• Explore o material
A - Segundo Stica, quanto tempo o governo pediu para dar uma resposta, de acordo com o texto sobre a BR-476?
B - Diga se cada frase combina com o texto sobre a BR-476, respondendo sim ou não e citando as palavras do texto que decidem: (i) A reunião aconteceu em Brasília. (ii) Francisco Ulbrich é o prefeito de União da Vitória. (iii) O governo do Paraná interditou um trecho da rodovia no fim de agosto.

• Texto para leitura
%%
Arquivo / O Estado
Arquivo / O Estado

Para não danificar seus carros,
motoristas fogem dos buracos.

O governo federal, através da Casa Civil, comprometeu-se ontem em tentar liberar recursos para a recuperação da BR-476, no Paraná, em caráter emergencial. A promessa foi feita em uma reunião em Brasília, da qual participaram representantes do Departamento Nacional de Infra-Estrutura de Transportes (DNIT), o assessor especial da Casa Civil, André Barbosa, o prefeito de União da Vitória, Hussein Bakri, de São Mateus do Sul, Francisco Ulbrich, o deputado estadual Natálio Stica e o deputado federal Airton Roveda.

De acordo com Stica, o governo pediu prazo de uma semana a dez dias para dar uma resposta. "Eles se mostraram mais preocupados com a questão jurídica do que política da questão", disse o parlamentar. Durante o encontro, Barbosa afirmou que, para o governo federal, mesmo que o dinheiro para reparos urgentes saia, o imbróglio irá continuar, pois entende que a rodovia é de responsabilidade do governo do Paraná, que no fim de agosto interditou um trecho do rodovia devido à má conservação da via.
%%
(Dados para compreensão de documentos)
%%
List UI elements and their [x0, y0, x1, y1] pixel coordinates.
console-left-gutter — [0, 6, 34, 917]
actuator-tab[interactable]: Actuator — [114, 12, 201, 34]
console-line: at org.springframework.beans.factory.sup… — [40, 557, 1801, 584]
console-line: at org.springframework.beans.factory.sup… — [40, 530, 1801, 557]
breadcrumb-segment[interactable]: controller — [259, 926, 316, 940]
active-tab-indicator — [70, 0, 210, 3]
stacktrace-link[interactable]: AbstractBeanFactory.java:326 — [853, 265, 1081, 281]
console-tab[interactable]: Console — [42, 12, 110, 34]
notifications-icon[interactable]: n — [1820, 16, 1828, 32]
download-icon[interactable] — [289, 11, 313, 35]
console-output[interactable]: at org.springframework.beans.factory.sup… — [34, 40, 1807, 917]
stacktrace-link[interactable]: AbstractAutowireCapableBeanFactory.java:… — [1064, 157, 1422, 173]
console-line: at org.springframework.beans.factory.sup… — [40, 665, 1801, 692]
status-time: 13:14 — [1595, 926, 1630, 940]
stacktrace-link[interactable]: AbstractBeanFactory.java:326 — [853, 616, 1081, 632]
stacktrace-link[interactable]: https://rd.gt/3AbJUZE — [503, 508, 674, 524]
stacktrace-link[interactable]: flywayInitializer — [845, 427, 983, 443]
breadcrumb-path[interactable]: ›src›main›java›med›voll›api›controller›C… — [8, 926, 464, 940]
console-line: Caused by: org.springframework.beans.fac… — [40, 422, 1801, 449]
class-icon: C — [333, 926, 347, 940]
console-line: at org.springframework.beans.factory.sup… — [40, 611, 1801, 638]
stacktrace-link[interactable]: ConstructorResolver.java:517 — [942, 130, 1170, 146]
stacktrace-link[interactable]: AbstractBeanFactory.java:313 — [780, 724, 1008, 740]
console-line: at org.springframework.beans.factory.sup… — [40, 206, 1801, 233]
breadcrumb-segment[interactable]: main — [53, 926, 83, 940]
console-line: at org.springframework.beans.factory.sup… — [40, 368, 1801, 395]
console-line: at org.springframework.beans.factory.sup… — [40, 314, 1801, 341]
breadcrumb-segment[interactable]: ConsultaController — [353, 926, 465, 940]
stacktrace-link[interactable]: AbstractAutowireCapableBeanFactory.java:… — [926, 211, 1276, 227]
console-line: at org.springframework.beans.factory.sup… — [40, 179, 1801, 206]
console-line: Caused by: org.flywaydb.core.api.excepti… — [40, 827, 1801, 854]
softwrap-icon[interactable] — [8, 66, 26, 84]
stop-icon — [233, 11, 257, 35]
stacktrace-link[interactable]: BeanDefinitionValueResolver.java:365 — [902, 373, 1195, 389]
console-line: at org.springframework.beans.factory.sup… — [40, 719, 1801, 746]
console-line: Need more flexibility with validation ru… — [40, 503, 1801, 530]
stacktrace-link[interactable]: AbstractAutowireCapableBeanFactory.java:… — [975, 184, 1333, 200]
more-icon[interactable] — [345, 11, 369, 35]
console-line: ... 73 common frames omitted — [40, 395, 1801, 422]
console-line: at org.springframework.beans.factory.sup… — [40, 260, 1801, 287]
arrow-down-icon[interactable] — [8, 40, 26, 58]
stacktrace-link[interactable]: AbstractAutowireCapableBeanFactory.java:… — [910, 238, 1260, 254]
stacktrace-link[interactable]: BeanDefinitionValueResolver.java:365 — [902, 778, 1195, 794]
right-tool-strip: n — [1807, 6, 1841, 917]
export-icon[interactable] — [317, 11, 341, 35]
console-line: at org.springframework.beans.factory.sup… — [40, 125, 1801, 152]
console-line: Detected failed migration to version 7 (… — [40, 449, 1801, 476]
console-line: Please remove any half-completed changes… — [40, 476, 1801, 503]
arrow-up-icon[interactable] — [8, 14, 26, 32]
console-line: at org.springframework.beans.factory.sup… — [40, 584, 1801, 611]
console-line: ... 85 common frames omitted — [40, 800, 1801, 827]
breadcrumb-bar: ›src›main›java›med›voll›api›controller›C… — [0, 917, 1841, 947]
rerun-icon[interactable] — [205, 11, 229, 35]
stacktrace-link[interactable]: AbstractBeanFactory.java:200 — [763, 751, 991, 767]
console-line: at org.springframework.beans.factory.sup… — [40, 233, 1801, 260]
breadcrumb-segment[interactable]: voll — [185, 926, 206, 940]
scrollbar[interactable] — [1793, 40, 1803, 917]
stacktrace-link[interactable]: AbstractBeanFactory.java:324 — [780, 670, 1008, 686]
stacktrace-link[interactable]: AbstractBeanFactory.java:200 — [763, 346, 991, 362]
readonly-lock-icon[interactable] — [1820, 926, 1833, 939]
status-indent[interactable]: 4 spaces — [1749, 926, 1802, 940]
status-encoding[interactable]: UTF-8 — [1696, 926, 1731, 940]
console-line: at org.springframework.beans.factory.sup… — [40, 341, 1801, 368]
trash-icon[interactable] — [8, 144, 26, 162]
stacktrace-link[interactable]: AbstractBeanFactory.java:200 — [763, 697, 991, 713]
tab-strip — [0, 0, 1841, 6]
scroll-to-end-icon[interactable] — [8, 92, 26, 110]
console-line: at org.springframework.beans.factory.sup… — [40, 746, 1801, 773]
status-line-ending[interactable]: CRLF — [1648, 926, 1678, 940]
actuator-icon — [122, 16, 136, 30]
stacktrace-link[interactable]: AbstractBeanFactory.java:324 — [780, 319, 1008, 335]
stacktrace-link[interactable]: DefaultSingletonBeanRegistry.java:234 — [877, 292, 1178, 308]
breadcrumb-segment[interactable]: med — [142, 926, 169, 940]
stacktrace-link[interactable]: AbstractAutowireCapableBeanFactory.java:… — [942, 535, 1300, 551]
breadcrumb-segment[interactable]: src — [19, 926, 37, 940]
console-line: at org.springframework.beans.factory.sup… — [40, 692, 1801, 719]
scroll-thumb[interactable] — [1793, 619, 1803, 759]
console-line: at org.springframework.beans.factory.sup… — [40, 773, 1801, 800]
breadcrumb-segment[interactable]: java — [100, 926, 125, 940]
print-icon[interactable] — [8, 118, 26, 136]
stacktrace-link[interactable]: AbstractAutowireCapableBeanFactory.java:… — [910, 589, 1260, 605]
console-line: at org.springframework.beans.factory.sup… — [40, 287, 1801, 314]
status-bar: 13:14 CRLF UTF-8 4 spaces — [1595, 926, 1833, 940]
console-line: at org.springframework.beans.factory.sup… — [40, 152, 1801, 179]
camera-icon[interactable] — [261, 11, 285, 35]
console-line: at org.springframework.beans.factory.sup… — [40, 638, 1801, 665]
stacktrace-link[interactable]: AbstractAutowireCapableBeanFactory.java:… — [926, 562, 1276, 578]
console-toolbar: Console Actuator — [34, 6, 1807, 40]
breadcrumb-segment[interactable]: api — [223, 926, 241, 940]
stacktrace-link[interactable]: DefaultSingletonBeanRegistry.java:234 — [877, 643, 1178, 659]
%%
• Respostas do exercício
A - De uma semana a dez dias.

B -
(i) Sim: "A promessa foi feita em uma reunião em Brasília".
(ii) Não: "o prefeito de União da Vitória, Hussein Bakri".
(iii) Sim: "no fim de agosto interditou um trecho".